## What you will do
Print each line exactly as it is given.

Items from a data source
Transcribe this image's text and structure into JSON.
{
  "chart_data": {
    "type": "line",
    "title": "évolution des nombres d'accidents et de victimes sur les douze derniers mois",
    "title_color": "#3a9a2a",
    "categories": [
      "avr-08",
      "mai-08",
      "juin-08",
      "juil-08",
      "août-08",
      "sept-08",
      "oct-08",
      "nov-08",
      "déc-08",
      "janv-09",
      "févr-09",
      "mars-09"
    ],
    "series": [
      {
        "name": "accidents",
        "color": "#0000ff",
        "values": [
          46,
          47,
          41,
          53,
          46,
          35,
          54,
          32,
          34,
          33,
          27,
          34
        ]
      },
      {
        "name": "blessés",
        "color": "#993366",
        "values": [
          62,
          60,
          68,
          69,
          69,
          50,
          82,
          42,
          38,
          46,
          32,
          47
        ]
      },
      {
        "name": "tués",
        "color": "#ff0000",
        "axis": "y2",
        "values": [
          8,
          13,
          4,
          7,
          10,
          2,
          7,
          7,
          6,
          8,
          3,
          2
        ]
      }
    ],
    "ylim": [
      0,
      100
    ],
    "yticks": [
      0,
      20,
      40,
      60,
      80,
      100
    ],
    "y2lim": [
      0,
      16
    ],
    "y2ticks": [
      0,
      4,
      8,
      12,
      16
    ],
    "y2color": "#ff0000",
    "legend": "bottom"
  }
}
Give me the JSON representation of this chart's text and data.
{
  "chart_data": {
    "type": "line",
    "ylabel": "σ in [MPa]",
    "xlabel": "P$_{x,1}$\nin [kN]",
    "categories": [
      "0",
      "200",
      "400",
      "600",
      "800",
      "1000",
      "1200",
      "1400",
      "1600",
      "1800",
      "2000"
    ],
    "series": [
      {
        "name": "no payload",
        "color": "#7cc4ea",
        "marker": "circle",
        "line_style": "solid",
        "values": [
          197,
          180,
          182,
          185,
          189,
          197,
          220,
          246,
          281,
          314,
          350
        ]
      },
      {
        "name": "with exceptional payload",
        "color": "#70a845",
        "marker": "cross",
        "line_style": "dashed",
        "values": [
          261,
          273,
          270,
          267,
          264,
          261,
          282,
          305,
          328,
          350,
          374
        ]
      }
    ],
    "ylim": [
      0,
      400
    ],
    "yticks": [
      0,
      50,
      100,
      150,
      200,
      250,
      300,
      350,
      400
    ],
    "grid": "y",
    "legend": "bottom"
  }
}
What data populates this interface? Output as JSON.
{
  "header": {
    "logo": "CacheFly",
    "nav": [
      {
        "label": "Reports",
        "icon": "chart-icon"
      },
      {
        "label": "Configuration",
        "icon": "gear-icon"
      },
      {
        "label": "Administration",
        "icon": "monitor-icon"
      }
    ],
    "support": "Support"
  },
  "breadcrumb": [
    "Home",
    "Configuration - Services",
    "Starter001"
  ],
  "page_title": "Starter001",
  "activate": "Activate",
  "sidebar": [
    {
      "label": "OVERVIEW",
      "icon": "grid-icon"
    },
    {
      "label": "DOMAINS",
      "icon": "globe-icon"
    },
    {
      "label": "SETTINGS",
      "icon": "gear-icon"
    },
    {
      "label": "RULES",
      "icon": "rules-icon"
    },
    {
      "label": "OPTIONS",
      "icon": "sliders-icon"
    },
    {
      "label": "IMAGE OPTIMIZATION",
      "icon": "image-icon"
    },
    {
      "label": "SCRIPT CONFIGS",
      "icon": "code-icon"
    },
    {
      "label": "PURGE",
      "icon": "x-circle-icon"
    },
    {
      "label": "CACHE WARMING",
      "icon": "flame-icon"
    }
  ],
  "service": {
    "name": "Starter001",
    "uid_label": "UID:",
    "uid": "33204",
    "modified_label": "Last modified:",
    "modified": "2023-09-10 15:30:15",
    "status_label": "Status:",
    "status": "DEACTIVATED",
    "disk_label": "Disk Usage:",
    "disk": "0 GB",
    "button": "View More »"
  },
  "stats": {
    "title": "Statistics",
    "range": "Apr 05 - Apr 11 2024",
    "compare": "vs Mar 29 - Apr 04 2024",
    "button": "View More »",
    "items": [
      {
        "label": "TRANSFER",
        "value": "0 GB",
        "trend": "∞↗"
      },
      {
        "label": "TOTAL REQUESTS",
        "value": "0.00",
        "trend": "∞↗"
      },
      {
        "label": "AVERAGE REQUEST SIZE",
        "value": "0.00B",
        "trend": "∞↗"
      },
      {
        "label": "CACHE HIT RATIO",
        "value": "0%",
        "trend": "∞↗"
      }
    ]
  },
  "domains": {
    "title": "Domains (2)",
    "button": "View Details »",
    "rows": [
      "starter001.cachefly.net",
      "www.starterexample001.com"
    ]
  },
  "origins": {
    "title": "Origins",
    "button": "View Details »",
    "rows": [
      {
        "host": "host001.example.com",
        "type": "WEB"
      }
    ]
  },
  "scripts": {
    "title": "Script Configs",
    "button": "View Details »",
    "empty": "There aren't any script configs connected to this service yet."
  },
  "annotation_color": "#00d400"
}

## Full output
Transcribe this image's text and structure into JSON.
{
  "chart_data": {
    "type": "line",
    "title": "évolution des nombres d'accidents et de victimes sur les douze derniers mois",
    "title_color": "#3a9a2a",
    "categories": [
      "avr-08",
      "mai-08",
      "juin-08",
      "juil-08",
      "août-08",
      "sept-08",
      "oct-08",
      "nov-08",
      "déc-08",
      "janv-09",
      "févr-09",
      "mars-09"
    ],
    "series": [
      {
        "name": "accidents",
        "color": "#0000ff",
        "values": [
          46,
          47,
          41,
          53,
          46,
          35,
          54,
          32,
          34,
          33,
          27,
          34
        ]
      },
      {
        "name": "blessés",
        "color": "#993366",
        "values": [
          62,
          60,
          68,
          69,
          69,
          50,
          82,
          42,
          38,
          46,
          32,
          47
        ]
      },
      {
        "name": "tués",
        "color": "#ff0000",
        "axis": "y2",
        "values": [
          8,
          13,
          4,
          7,
          10,
          2,
          7,
          7,
          6,
          8,
          3,
          2
        ]
      }
    ],
    "ylim": [
      0,
      100
    ],
    "yticks": [
      0,
      20,
      40,
      60,
      80,
      100
    ],
    "y2lim": [
      0,
      16
    ],
    "y2ticks": [
      0,
      4,
      8,
      12,
      16
    ],
    "y2color": "#ff0000",
    "legend": "bottom"
  }
}
Give me the JSON representation of this chart's text and data.
{
  "chart_data": {
    "type": "line",
    "ylabel": "σ in [MPa]",
    "xlabel": "P$_{x,1}$\nin [kN]",
    "categories": [
      "0",
      "200",
      "400",
      "600",
      "800",
      "1000",
      "1200",
      "1400",
      "1600",
      "1800",
      "2000"
    ],
    "series": [
      {
        "name": "no payload",
        "color": "#7cc4ea",
        "marker": "circle",
        "line_style": "solid",
        "values": [
          197,
          180,
          182,
          185,
          189,
          197,
          220,
          246,
          281,
          314,
          350
        ]
      },
      {
        "name": "with exceptional payload",
        "color": "#70a845",
        "marker": "cross",
        "line_style": "dashed",
        "values": [
          261,
          273,
          270,
          267,
          264,
          261,
          282,
          305,
          328,
          350,
          374
        ]
      }
    ],
    "ylim": [
      0,
      400
    ],
    "yticks": [
      0,
      50,
      100,
      150,
      200,
      250,
      300,
      350,
      400
    ],
    "grid": "y",
    "legend": "bottom"
  }
}
What data populates this interface? Output as JSON.
{
  "header": {
    "logo": "CacheFly",
    "nav": [
      {
        "label": "Reports",
        "icon": "chart-icon"
      },
      {
        "label": "Configuration",
        "icon": "gear-icon"
      },
      {
        "label": "Administration",
        "icon": "monitor-icon"
      }
    ],
    "support": "Support"
  },
  "breadcrumb": [
    "Home",
    "Configuration - Services",
    "Starter001"
  ],
  "page_title": "Starter001",
  "activate": "Activate",
  "sidebar": [
    {
      "label": "OVERVIEW",
      "icon": "grid-icon"
    },
    {
      "label": "DOMAINS",
      "icon": "globe-icon"
    },
    {
      "label": "SETTINGS",
      "icon": "gear-icon"
    },
    {
      "label": "RULES",
      "icon": "rules-icon"
    },
    {
      "label": "OPTIONS",
      "icon": "sliders-icon"
    },
    {
      "label": "IMAGE OPTIMIZATION",
      "icon": "image-icon"
    },
    {
      "label": "SCRIPT CONFIGS",
      "icon": "code-icon"
    },
    {
      "label": "PURGE",
      "icon": "x-circle-icon"
    },
    {
      "label": "CACHE WARMING",
      "icon": "flame-icon"
    }
  ],
  "service": {
    "name": "Starter001",
    "uid_label": "UID:",
    "uid": "33204",
    "modified_label": "Last modified:",
    "modified": "2023-09-10 15:30:15",
    "status_label": "Status:",
    "status": "DEACTIVATED",
    "disk_label": "Disk Usage:",
    "disk": "0 GB",
    "button": "View More »"
  },
  "stats": {
    "title": "Statistics",
    "range": "Apr 05 - Apr 11 2024",
    "compare": "vs Mar 29 - Apr 04 2024",
    "button": "View More »",
    "items": [
      {
        "label": "TRANSFER",
        "value": "0 GB",
        "trend": "∞↗"
      },
      {
        "label": "TOTAL REQUESTS",
        "value": "0.00",
        "trend": "∞↗"
      },
      {
        "label": "AVERAGE REQUEST SIZE",
        "value": "0.00B",
        "trend": "∞↗"
      },
      {
        "label": "CACHE HIT RATIO",
        "value": "0%",
        "trend": "∞↗"
      }
    ]
  },
  "domains": {
    "title": "Domains (2)",
    "button": "View Details »",
    "rows": [
      "starter001.cachefly.net",
      "www.starterexample001.com"
    ]
  },
  "origins": {
    "title": "Origins",
    "button": "View Details »",
    "rows": [
      {
        "host": "host001.example.com",
        "type": "WEB"
      }
    ]
  },
  "scripts": {
    "title": "Script Configs",
    "button": "View Details »",
    "empty": "There aren't any script configs connected to this service yet."
  },
  "annotation_color": "#00d400"
}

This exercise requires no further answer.